> _Goal_
List all lines in the material below that contain "triangle".

> _Listed records_
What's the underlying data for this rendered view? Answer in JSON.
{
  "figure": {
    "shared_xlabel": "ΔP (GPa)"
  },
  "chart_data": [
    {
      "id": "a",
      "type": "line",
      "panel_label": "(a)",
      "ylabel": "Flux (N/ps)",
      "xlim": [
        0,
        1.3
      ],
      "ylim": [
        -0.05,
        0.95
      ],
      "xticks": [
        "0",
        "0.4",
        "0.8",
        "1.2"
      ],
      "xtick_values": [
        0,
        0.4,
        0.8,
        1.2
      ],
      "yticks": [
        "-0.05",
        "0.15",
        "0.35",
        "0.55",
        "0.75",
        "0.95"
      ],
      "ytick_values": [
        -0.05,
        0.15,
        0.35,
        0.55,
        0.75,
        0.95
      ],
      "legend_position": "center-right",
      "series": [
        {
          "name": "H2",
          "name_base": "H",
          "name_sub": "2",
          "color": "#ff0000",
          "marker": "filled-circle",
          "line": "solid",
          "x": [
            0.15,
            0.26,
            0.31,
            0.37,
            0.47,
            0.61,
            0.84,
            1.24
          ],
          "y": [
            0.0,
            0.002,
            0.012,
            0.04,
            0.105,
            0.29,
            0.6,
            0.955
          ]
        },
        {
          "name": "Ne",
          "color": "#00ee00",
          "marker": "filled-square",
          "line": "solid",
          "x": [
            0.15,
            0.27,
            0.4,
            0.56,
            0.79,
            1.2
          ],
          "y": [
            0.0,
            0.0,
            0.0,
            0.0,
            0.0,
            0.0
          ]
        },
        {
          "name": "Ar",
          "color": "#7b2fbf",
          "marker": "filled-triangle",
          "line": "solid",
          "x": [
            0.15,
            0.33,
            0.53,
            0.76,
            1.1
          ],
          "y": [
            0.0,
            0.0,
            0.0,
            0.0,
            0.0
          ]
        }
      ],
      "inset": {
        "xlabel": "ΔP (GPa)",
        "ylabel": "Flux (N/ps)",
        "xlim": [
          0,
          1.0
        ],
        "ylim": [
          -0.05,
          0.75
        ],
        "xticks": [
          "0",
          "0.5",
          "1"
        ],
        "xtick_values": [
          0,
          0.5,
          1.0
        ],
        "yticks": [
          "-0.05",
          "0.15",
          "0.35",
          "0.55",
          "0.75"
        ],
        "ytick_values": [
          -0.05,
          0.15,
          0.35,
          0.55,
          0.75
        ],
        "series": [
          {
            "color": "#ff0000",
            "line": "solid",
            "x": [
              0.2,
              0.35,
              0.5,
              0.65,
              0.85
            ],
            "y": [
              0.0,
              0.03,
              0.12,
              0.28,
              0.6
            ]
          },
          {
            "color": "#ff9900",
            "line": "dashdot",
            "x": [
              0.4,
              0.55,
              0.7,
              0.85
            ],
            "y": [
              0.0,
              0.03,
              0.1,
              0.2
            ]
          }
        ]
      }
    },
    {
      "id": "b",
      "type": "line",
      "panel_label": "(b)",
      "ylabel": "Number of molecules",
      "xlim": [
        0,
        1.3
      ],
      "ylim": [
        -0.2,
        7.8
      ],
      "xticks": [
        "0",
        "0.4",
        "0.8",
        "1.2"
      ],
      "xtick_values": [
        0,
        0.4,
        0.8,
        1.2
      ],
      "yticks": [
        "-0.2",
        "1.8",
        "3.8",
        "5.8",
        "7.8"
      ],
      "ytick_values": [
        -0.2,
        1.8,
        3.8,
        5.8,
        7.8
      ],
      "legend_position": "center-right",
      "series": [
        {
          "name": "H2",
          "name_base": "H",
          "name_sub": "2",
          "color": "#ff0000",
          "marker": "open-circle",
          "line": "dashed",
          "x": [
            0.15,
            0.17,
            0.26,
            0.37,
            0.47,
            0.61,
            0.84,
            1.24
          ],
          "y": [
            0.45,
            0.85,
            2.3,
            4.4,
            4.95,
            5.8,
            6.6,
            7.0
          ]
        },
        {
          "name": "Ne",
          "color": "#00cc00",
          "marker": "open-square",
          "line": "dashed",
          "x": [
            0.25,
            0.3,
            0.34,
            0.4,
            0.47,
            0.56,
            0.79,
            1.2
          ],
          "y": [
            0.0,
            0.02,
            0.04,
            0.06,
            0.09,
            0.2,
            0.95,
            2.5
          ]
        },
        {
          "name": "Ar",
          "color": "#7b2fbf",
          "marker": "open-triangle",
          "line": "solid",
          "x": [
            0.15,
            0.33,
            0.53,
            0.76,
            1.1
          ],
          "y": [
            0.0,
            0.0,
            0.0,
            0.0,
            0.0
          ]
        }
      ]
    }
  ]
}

> _Result of the exercise_
          "marker": "filled-triangle",
          "marker": "open-triangle",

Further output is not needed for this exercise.